Here are four takeaways from the homelessness assessment:
1. California has been spending a lot to remedy homelessness — mostly on housing
Between 2018 and 2021, the state spent $9.6 billion trying to move the needle on homelessness.
Many Californians will be able to relate: The bulk of the spending, $5.5 billion in this case, went to the cost of housing.
That includes everything from building new units to preserving old ones, converting unused hotel rooms during the pandemic into temporary housing, building shelters, and setting up permanent supportive housing facilities that provide a long-term subsidized place to stay along with other on-site social services.
According to the report, the state produced or kept online 58,714 affordable housing units in the three year period, and added 17,000 new shelter beds.
Some of that spending has been more likely to lead people out of homelessness than others. Of the more than 75,000 people placed into permanent supportive housing of some kind, for example, only 8% wound up back on the street within six months.
Conversely, for those who left a state funded program to live with a family member or a friend, the rate of those who were homeless again within six months doubled. And for those who left for a rental with only a temporary subsidy, that rate of return to homelessness was 23%.
For some legislators and advocates, the figures underscored the importance of building more housing above all other interventions.
“Shelters are very expensive to build; they’re very expensive to operate,” said Emily Halcon, the director of Sacramento County’s Department of Homeless Services and Housing. “What we know is a real solution is housing.”
But building more housing — particularly with subsidized rents or other wrap-around services — is expensive. That’s in part why some homelessness and housing advocates say the 10-figure sum that the state has spread across the three years of the assessment isn’t even close to enough. A report from the Corporation for Supportive Housing and the California Housing Partnership at the end of last year put the price tag of “solving” homelessness in California at $8.1 billion every year for more than a decade.
2. A lot of people have been housed — but most have not
The report tracked more than half a million Californians who, over the three year period, made use of at least one of the services that the state funds, as recorded in a new state database.
The good news: More than 40% ended up in housing — supportive, subsidized or otherwise.
The bad news: The majority didn’t, or the state lost track of their whereabouts.
Nearly 17% were, at the end of the period, still in a shelter or temporary housing of some other kind or had exited whatever program they were enrolled in “into homelessness.” Another quarter fell out of the system entirely, their “destination” unknown.

═══

THE TASK – Please translate this sentence from the text on California homelessness into Spanish: "Between 2018 and 2021, the state spent $9.6 billion trying to move the needle on homelessness."

Data extracted from a collection:
═══

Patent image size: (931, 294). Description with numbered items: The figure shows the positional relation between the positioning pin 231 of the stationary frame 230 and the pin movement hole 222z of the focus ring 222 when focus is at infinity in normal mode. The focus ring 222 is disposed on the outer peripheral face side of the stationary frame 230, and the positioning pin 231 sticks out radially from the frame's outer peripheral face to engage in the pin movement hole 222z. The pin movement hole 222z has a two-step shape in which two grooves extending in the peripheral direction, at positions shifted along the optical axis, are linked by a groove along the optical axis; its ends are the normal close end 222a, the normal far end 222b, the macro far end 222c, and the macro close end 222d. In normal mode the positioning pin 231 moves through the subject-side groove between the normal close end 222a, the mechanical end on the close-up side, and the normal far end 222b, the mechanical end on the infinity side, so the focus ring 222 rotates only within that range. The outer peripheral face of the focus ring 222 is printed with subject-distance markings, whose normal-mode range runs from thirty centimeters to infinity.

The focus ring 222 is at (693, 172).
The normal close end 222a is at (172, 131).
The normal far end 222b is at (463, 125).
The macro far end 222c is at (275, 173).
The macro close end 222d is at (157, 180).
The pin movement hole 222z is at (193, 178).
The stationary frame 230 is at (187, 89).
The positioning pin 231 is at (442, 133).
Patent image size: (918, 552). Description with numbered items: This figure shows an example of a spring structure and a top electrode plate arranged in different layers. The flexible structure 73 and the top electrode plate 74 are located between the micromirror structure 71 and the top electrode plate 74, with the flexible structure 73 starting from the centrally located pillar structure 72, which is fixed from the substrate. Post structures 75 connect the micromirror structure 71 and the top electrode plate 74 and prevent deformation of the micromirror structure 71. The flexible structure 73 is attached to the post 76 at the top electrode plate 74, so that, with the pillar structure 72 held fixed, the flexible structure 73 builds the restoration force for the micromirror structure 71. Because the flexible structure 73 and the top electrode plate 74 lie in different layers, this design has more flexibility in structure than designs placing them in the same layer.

═══

EXERCISE ANSWER – Entre 2018 y 2021, el estado gastó 9600 millones de dólares intentando lograr un cambio significativo en el problema de las personas sin hogar.